Exercise instructions:
Skip the images and copy each record exactly as written.

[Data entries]
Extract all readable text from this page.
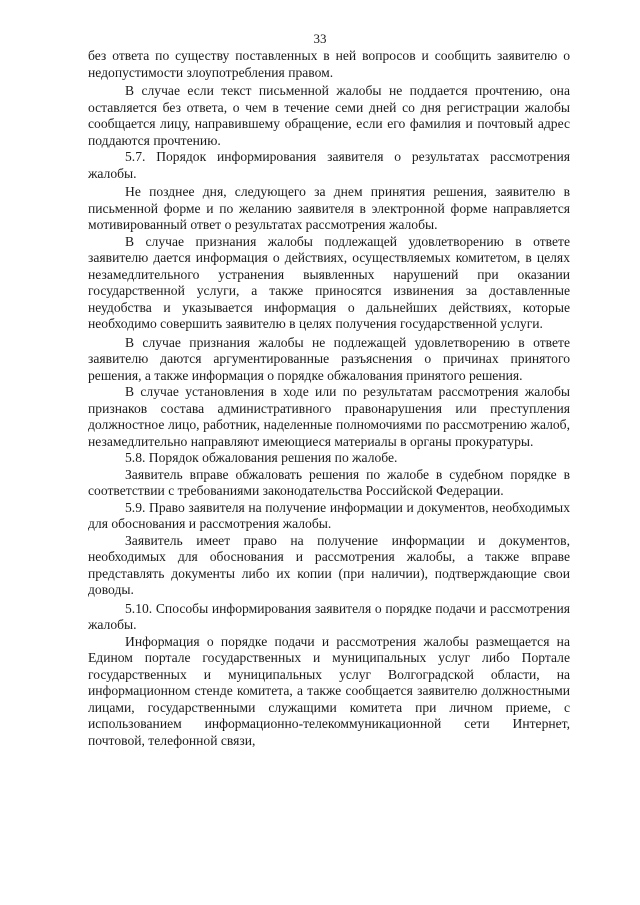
33

без ответа по существу поставленных в ней вопросов и сообщить заявителю о недопустимости злоупотребления правом.

В случае если текст письменной жалобы не поддается прочтению, она оставляется без ответа, о чем в течение семи дней со дня регистрации жалобы сообщается лицу, направившему обращение, если его фамилия и почтовый адрес поддаются прочтению.

5.7. Порядок информирования заявителя о результатах рассмотрения жалобы.

Не позднее дня, следующего за днем принятия решения, заявителю в письменной форме и по желанию заявителя в электронной форме направляется мотивированный ответ о результатах рассмотрения жалобы.

В случае признания жалобы подлежащей удовлетворению в ответе заявителю дается информация о действиях, осуществляемых комитетом, в целях незамедлительного устранения выявленных нарушений при оказании государственной услуги, а также приносятся извинения за доставленные неудобства и указывается информация о дальнейших действиях, которые необходимо совершить заявителю в целях получения государственной услуги.

В случае признания жалобы не подлежащей удовлетворению в ответе заявителю даются аргументированные разъяснения о причинах принятого решения, а также информация о порядке обжалования принятого решения.

В случае установления в ходе или по результатам рассмотрения жалобы признаков состава административного правонарушения или преступления должностное лицо, работник, наделенные полномочиями по рассмотрению жалоб, незамедлительно направляют имеющиеся материалы в органы прокуратуры.

5.8. Порядок обжалования решения по жалобе.

Заявитель вправе обжаловать решения по жалобе в судебном порядке в соответствии с требованиями законодательства Российской Федерации.

5.9. Право заявителя на получение информации и документов, необходимых для обоснования и рассмотрения жалобы.

Заявитель имеет право на получение информации и документов, необходимых для обоснования и рассмотрения жалобы, а также вправе представлять документы либо их копии (при наличии), подтверждающие свои доводы.

5.10. Способы информирования заявителя о порядке подачи и рассмотрения жалобы.

Информация о порядке подачи и рассмотрения жалобы размещается на Едином портале государственных и муниципальных услуг либо Портале государственных и муниципальных услуг Волгоградской области, на информационном стенде комитета, а также сообщается заявителю должностными лицами, государственными служащими комитета при личном приеме, с использованием информационно-телекоммуникационной сети Интернет, почтовой, телефонной связи,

Output for this exercise:
Extract all readable text from this page.
33

без ответа по существу поставленных в ней вопросов и сообщить заявителю о недопустимости злоупотребления правом.

В случае если текст письменной жалобы не поддается прочтению, она оставляется без ответа, о чем в течение семи дней со дня регистрации жалобы сообщается лицу, направившему обращение, если его фамилия и почтовый адрес поддаются прочтению.

5.7. Порядок информирования заявителя о результатах рассмотрения жалобы.

Не позднее дня, следующего за днем принятия решения, заявителю в письменной форме и по желанию заявителя в электронной форме направляется мотивированный ответ о результатах рассмотрения жалобы.

В случае признания жалобы подлежащей удовлетворению в ответе заявителю дается информация о действиях, осуществляемых комитетом, в целях незамедлительного устранения выявленных нарушений при оказании государственной услуги, а также приносятся извинения за доставленные неудобства и указывается информация о дальнейших действиях, которые необходимо совершить заявителю в целях получения государственной услуги.

В случае признания жалобы не подлежащей удовлетворению в ответе заявителю даются аргументированные разъяснения о причинах принятого решения, а также информация о порядке обжалования принятого решения.

В случае установления в ходе или по результатам рассмотрения жалобы признаков состава административного правонарушения или преступления должностное лицо, работник, наделенные полномочиями по рассмотрению жалоб, незамедлительно направляют имеющиеся материалы в органы прокуратуры.

5.8. Порядок обжалования решения по жалобе.

Заявитель вправе обжаловать решения по жалобе в судебном порядке в соответствии с требованиями законодательства Российской Федерации.

5.9. Право заявителя на получение информации и документов, необходимых для обоснования и рассмотрения жалобы.

Заявитель имеет право на получение информации и документов, необходимых для обоснования и рассмотрения жалобы, а также вправе представлять документы либо их копии (при наличии), подтверждающие свои доводы.

5.10. Способы информирования заявителя о порядке подачи и рассмотрения жалобы.

Информация о порядке подачи и рассмотрения жалобы размещается на Едином портале государственных и муниципальных услуг либо Портале государственных и муниципальных услуг Волгоградской области, на информационном стенде комитета, а также сообщается заявителю должностными лицами, государственными служащими комитета при личном приеме, с использованием информационно-телекоммуникационной сети Интернет, почтовой, телефонной связи,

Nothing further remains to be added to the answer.